• _GIVEN EXERCISE_
Tell how many lines in the data below include the word "degrees". The answer is the number only.

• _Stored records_
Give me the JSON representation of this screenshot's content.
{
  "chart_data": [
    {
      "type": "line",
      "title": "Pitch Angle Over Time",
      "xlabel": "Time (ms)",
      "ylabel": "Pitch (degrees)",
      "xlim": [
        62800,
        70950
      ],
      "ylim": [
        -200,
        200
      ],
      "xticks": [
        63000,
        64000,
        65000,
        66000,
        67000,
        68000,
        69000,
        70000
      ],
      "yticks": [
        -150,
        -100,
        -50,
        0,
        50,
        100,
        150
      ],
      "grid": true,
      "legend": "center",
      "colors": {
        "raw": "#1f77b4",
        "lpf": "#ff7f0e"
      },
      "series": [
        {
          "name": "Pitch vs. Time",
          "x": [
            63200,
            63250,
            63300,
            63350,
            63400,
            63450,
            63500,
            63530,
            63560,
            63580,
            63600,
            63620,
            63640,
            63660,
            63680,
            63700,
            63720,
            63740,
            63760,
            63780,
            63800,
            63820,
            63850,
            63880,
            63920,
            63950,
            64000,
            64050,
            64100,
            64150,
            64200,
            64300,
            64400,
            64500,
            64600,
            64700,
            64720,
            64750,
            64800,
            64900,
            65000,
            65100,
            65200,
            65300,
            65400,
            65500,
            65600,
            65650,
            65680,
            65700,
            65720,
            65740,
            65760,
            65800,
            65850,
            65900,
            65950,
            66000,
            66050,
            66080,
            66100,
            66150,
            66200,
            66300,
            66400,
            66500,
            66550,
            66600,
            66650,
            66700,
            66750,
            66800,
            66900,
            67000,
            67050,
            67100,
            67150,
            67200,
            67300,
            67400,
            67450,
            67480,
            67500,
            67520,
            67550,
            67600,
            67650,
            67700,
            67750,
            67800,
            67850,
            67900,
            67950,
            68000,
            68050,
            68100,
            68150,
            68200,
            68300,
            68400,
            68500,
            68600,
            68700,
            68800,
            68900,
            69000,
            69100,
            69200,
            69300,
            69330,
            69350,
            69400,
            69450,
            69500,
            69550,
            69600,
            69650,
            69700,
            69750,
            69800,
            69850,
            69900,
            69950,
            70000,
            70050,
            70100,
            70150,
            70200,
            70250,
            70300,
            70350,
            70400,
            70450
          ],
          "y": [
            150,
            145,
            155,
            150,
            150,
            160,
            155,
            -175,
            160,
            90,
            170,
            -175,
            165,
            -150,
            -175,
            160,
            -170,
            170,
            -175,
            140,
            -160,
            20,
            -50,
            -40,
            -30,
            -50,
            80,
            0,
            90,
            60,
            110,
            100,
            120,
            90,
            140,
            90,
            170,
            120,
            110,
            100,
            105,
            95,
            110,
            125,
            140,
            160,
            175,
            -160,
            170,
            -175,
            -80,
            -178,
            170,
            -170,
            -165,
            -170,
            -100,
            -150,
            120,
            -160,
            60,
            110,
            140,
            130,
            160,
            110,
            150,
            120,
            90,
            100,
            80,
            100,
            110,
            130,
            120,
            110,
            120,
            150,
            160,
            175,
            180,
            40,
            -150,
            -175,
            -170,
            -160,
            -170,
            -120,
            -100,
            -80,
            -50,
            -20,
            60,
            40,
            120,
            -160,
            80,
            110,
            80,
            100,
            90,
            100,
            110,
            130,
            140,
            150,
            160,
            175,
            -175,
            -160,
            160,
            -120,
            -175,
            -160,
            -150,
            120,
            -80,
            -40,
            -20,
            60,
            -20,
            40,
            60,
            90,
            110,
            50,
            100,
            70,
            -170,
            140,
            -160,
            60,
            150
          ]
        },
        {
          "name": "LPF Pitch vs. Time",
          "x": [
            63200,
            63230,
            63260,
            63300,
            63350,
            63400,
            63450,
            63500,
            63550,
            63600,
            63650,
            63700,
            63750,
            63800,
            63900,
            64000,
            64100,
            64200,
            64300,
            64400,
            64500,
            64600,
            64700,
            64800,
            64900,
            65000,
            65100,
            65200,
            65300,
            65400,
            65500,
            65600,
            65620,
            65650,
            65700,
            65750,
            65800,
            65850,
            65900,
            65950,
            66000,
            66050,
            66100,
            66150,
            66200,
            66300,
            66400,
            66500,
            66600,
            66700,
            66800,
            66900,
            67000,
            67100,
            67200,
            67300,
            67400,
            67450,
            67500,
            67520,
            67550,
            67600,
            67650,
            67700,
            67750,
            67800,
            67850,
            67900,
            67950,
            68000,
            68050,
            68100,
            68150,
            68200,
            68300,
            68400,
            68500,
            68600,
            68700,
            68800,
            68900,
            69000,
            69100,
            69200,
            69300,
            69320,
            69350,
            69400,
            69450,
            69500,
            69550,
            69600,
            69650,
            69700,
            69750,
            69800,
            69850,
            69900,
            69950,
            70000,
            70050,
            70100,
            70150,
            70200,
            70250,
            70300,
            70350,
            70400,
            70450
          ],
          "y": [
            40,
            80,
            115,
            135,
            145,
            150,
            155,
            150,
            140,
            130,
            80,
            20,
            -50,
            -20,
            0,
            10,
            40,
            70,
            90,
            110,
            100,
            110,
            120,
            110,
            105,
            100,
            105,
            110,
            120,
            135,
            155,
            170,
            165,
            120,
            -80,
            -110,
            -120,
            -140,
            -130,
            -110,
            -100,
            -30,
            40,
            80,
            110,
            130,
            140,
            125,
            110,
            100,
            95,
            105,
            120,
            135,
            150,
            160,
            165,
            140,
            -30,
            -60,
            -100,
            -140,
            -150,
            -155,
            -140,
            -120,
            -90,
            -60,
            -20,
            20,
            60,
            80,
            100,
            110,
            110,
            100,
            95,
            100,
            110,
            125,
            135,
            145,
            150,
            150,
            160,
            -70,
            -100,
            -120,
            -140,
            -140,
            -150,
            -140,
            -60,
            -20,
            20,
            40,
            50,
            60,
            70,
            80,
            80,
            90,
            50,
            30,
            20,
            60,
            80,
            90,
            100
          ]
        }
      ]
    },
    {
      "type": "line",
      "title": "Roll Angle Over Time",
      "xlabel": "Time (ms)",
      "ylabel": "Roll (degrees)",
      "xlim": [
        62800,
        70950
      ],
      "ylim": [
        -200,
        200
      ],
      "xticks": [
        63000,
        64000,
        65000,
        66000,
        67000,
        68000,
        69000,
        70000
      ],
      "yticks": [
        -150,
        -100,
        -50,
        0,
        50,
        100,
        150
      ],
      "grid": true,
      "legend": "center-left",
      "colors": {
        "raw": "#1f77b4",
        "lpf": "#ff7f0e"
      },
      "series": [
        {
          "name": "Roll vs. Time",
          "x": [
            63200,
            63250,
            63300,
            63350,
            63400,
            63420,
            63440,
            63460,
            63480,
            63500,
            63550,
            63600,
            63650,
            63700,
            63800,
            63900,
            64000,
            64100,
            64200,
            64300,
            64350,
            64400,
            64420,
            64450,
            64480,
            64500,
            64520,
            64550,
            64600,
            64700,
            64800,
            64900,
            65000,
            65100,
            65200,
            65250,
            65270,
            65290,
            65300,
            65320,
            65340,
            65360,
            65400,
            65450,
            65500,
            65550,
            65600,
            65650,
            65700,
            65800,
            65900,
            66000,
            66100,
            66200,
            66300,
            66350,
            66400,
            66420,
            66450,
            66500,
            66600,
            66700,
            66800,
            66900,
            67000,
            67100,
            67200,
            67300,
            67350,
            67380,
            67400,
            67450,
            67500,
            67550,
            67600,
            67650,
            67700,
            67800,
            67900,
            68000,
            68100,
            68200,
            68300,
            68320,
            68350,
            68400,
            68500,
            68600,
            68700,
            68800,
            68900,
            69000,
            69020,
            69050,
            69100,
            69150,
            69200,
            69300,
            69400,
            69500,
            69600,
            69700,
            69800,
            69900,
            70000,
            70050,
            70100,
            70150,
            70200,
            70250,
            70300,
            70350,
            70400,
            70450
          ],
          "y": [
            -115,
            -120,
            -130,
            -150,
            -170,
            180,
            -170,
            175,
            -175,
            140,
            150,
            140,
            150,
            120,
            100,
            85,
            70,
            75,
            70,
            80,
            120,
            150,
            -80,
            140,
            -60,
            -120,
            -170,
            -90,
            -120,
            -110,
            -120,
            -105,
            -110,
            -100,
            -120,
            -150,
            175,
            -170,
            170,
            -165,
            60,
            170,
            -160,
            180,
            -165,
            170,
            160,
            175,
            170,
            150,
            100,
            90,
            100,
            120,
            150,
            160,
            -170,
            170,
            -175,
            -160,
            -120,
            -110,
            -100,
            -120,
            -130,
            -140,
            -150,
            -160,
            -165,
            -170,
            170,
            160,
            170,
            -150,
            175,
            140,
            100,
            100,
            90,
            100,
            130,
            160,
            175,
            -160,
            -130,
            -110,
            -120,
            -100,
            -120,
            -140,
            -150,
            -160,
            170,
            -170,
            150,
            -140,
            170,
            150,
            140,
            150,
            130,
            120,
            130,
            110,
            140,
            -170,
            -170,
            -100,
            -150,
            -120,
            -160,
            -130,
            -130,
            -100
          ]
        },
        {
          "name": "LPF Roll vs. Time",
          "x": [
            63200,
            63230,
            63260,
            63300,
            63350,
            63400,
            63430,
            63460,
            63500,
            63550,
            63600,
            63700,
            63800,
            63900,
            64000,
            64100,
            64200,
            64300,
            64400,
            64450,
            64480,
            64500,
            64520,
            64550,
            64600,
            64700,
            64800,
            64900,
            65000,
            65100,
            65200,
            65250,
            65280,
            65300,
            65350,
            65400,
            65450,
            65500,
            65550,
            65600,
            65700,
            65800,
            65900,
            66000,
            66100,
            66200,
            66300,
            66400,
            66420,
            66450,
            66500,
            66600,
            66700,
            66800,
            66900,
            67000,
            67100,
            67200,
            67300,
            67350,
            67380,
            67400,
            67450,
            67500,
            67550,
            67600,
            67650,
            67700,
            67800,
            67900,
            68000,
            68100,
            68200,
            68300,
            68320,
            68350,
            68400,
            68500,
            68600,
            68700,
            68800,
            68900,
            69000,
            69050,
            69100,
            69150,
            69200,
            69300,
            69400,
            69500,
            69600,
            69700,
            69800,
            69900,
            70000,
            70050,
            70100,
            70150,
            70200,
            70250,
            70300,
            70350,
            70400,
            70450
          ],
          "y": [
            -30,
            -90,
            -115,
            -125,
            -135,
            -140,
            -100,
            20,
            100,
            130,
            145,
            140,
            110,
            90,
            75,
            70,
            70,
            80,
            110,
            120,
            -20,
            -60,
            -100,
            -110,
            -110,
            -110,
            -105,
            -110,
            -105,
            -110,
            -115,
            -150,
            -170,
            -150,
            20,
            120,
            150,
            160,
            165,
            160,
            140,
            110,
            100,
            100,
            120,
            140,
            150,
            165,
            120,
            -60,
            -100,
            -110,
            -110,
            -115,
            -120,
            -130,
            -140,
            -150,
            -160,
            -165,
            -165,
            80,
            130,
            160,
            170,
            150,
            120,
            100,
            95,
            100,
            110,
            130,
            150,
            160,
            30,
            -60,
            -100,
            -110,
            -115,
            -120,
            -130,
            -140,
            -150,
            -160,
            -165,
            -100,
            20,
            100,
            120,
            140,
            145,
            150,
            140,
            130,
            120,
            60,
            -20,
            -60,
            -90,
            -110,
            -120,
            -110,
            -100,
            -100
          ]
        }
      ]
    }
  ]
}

• _EXERCISE RESULT_
2